= WRITTEN REQUEST =
Drop every picture and give the entries back exactly.

Figure record listings
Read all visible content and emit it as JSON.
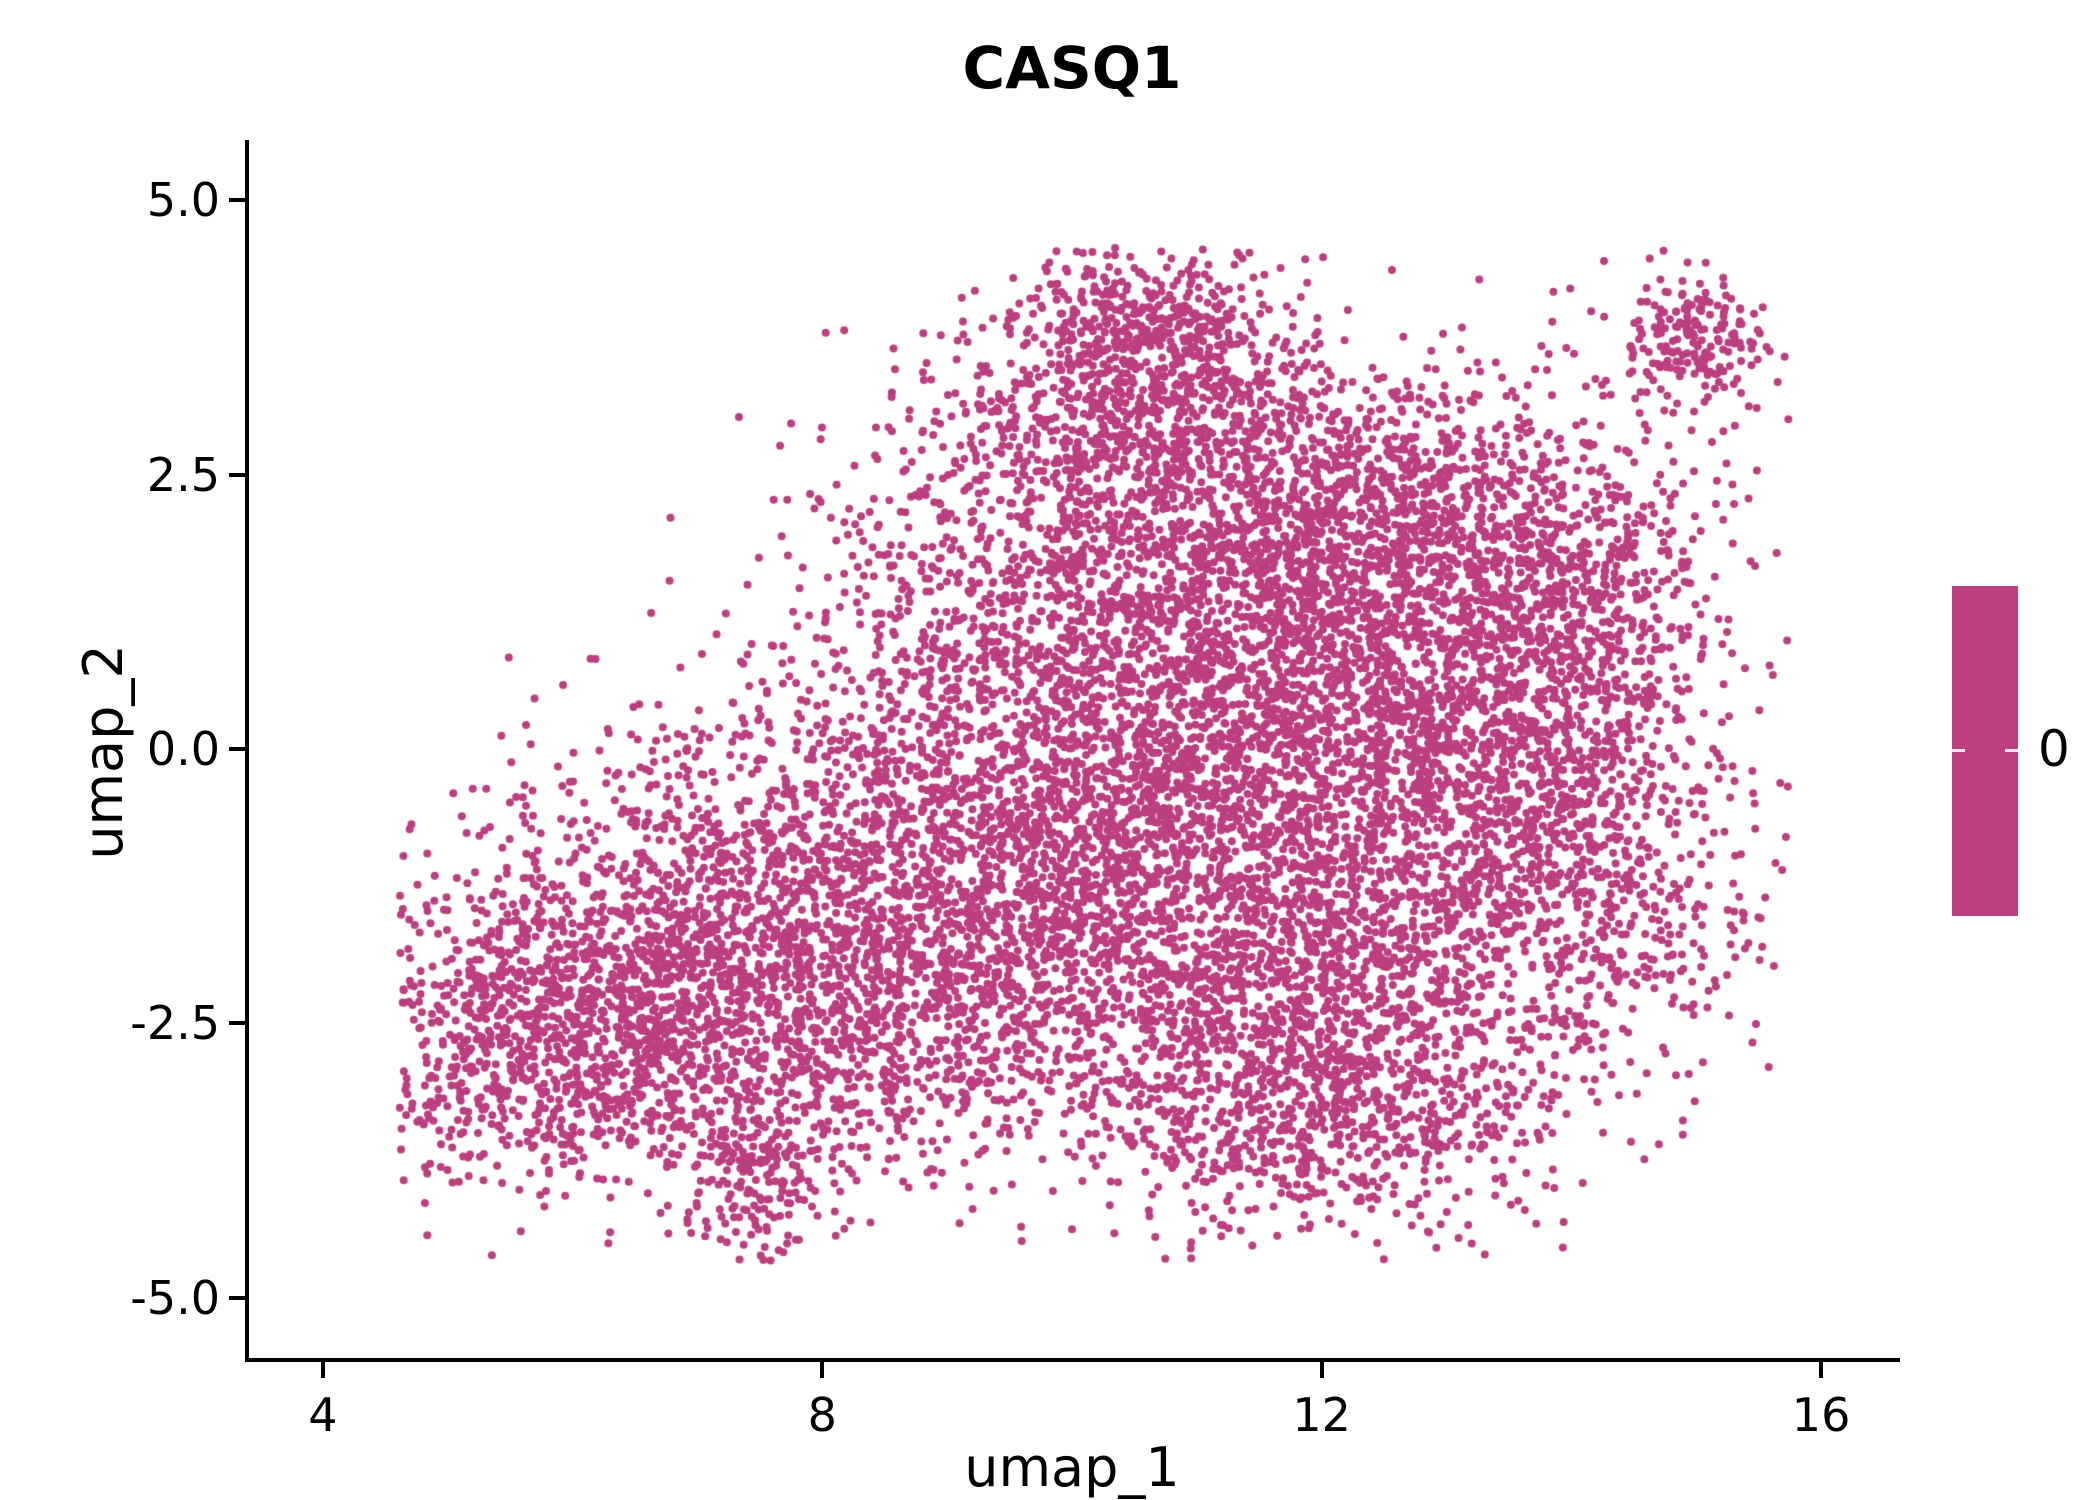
{
  "chart_data": {
    "type": "scatter",
    "title": "CASQ1",
    "xlabel": "umap_1",
    "ylabel": "umap_2",
    "xlim": [
      3.4,
      16.6
    ],
    "ylim": [
      -5.55,
      5.55
    ],
    "xticks": [
      4,
      8,
      12,
      16
    ],
    "xtick_labels": [
      "4",
      "8",
      "12",
      "16"
    ],
    "yticks": [
      5.0,
      2.5,
      0.0,
      -2.5,
      -5.0
    ],
    "ytick_labels": [
      "5.0",
      "2.5",
      "0.0",
      "-2.5",
      "-5.0"
    ],
    "grid": false,
    "legend_position": "right",
    "point_color": "#BC3F7F",
    "point_radius_px": 4,
    "n_points_approx": 14000,
    "colorbar": {
      "label": "0",
      "color": "#BC3F7F"
    },
    "seed": 20240613,
    "clip": {
      "xmin": 4.6,
      "xmax": 15.75,
      "ymin": -4.68,
      "ymax": 4.58
    },
    "clusters": [
      {
        "x": 10.55,
        "y": 3.85,
        "sx": 0.5,
        "sy": 0.4,
        "n": 450
      },
      {
        "x": 10.35,
        "y": 2.9,
        "sx": 0.85,
        "sy": 0.55,
        "n": 550
      },
      {
        "x": 11.6,
        "y": 2.4,
        "sx": 1.1,
        "sy": 0.75,
        "n": 800
      },
      {
        "x": 12.9,
        "y": 1.6,
        "sx": 0.95,
        "sy": 0.85,
        "n": 700
      },
      {
        "x": 13.6,
        "y": 0.3,
        "sx": 0.8,
        "sy": 1.0,
        "n": 700
      },
      {
        "x": 12.4,
        "y": 0.2,
        "sx": 1.1,
        "sy": 1.1,
        "n": 1100
      },
      {
        "x": 11.2,
        "y": 1.0,
        "sx": 1.0,
        "sy": 1.0,
        "n": 900
      },
      {
        "x": 10.2,
        "y": 0.0,
        "sx": 1.0,
        "sy": 1.1,
        "n": 800
      },
      {
        "x": 12.6,
        "y": -1.7,
        "sx": 1.2,
        "sy": 1.0,
        "n": 1100
      },
      {
        "x": 11.3,
        "y": -2.6,
        "sx": 1.0,
        "sy": 0.9,
        "n": 800
      },
      {
        "x": 12.1,
        "y": -3.4,
        "sx": 0.9,
        "sy": 0.55,
        "n": 450
      },
      {
        "x": 14.2,
        "y": -1.0,
        "sx": 0.7,
        "sy": 0.9,
        "n": 400
      },
      {
        "x": 14.0,
        "y": 1.8,
        "sx": 0.6,
        "sy": 0.6,
        "n": 300
      },
      {
        "x": 8.6,
        "y": -0.6,
        "sx": 1.0,
        "sy": 1.0,
        "n": 650
      },
      {
        "x": 9.2,
        "y": 1.2,
        "sx": 0.8,
        "sy": 0.8,
        "n": 350
      },
      {
        "x": 7.3,
        "y": -1.3,
        "sx": 1.0,
        "sy": 0.8,
        "n": 600
      },
      {
        "x": 6.3,
        "y": -2.2,
        "sx": 0.9,
        "sy": 0.8,
        "n": 800
      },
      {
        "x": 5.6,
        "y": -2.8,
        "sx": 0.6,
        "sy": 0.6,
        "n": 400
      },
      {
        "x": 7.3,
        "y": -2.9,
        "sx": 0.9,
        "sy": 0.6,
        "n": 500
      },
      {
        "x": 8.3,
        "y": -2.2,
        "sx": 0.8,
        "sy": 0.8,
        "n": 450
      },
      {
        "x": 7.45,
        "y": -3.95,
        "sx": 0.25,
        "sy": 0.42,
        "n": 150
      },
      {
        "x": 15.0,
        "y": 3.75,
        "sx": 0.33,
        "sy": 0.27,
        "n": 200
      },
      {
        "x": 9.3,
        "y": -1.9,
        "sx": 0.8,
        "sy": 0.9,
        "n": 450
      },
      {
        "x": 10.4,
        "y": -1.2,
        "sx": 0.9,
        "sy": 0.9,
        "n": 600
      }
    ]
  }
}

= EXERCISE SOLUTION =
Read all visible content and emit it as JSON.
{
  "chart_data": {
    "type": "scatter",
    "title": "CASQ1",
    "xlabel": "umap_1",
    "ylabel": "umap_2",
    "xlim": [
      3.4,
      16.6
    ],
    "ylim": [
      -5.55,
      5.55
    ],
    "xticks": [
      4,
      8,
      12,
      16
    ],
    "xtick_labels": [
      "4",
      "8",
      "12",
      "16"
    ],
    "yticks": [
      5.0,
      2.5,
      0.0,
      -2.5,
      -5.0
    ],
    "ytick_labels": [
      "5.0",
      "2.5",
      "0.0",
      "-2.5",
      "-5.0"
    ],
    "grid": false,
    "legend_position": "right",
    "point_color": "#BC3F7F",
    "point_radius_px": 4,
    "n_points_approx": 14000,
    "colorbar": {
      "label": "0",
      "color": "#BC3F7F"
    },
    "seed": 20240613,
    "clip": {
      "xmin": 4.6,
      "xmax": 15.75,
      "ymin": -4.68,
      "ymax": 4.58
    },
    "clusters": [
      {
        "x": 10.55,
        "y": 3.85,
        "sx": 0.5,
        "sy": 0.4,
        "n": 450
      },
      {
        "x": 10.35,
        "y": 2.9,
        "sx": 0.85,
        "sy": 0.55,
        "n": 550
      },
      {
        "x": 11.6,
        "y": 2.4,
        "sx": 1.1,
        "sy": 0.75,
        "n": 800
      },
      {
        "x": 12.9,
        "y": 1.6,
        "sx": 0.95,
        "sy": 0.85,
        "n": 700
      },
      {
        "x": 13.6,
        "y": 0.3,
        "sx": 0.8,
        "sy": 1.0,
        "n": 700
      },
      {
        "x": 12.4,
        "y": 0.2,
        "sx": 1.1,
        "sy": 1.1,
        "n": 1100
      },
      {
        "x": 11.2,
        "y": 1.0,
        "sx": 1.0,
        "sy": 1.0,
        "n": 900
      },
      {
        "x": 10.2,
        "y": 0.0,
        "sx": 1.0,
        "sy": 1.1,
        "n": 800
      },
      {
        "x": 12.6,
        "y": -1.7,
        "sx": 1.2,
        "sy": 1.0,
        "n": 1100
      },
      {
        "x": 11.3,
        "y": -2.6,
        "sx": 1.0,
        "sy": 0.9,
        "n": 800
      },
      {
        "x": 12.1,
        "y": -3.4,
        "sx": 0.9,
        "sy": 0.55,
        "n": 450
      },
      {
        "x": 14.2,
        "y": -1.0,
        "sx": 0.7,
        "sy": 0.9,
        "n": 400
      },
      {
        "x": 14.0,
        "y": 1.8,
        "sx": 0.6,
        "sy": 0.6,
        "n": 300
      },
      {
        "x": 8.6,
        "y": -0.6,
        "sx": 1.0,
        "sy": 1.0,
        "n": 650
      },
      {
        "x": 9.2,
        "y": 1.2,
        "sx": 0.8,
        "sy": 0.8,
        "n": 350
      },
      {
        "x": 7.3,
        "y": -1.3,
        "sx": 1.0,
        "sy": 0.8,
        "n": 600
      },
      {
        "x": 6.3,
        "y": -2.2,
        "sx": 0.9,
        "sy": 0.8,
        "n": 800
      },
      {
        "x": 5.6,
        "y": -2.8,
        "sx": 0.6,
        "sy": 0.6,
        "n": 400
      },
      {
        "x": 7.3,
        "y": -2.9,
        "sx": 0.9,
        "sy": 0.6,
        "n": 500
      },
      {
        "x": 8.3,
        "y": -2.2,
        "sx": 0.8,
        "sy": 0.8,
        "n": 450
      },
      {
        "x": 7.45,
        "y": -3.95,
        "sx": 0.25,
        "sy": 0.42,
        "n": 150
      },
      {
        "x": 15.0,
        "y": 3.75,
        "sx": 0.33,
        "sy": 0.27,
        "n": 200
      },
      {
        "x": 9.3,
        "y": -1.9,
        "sx": 0.8,
        "sy": 0.9,
        "n": 450
      },
      {
        "x": 10.4,
        "y": -1.2,
        "sx": 0.9,
        "sy": 0.9,
        "n": 600
      }
    ]
  }
}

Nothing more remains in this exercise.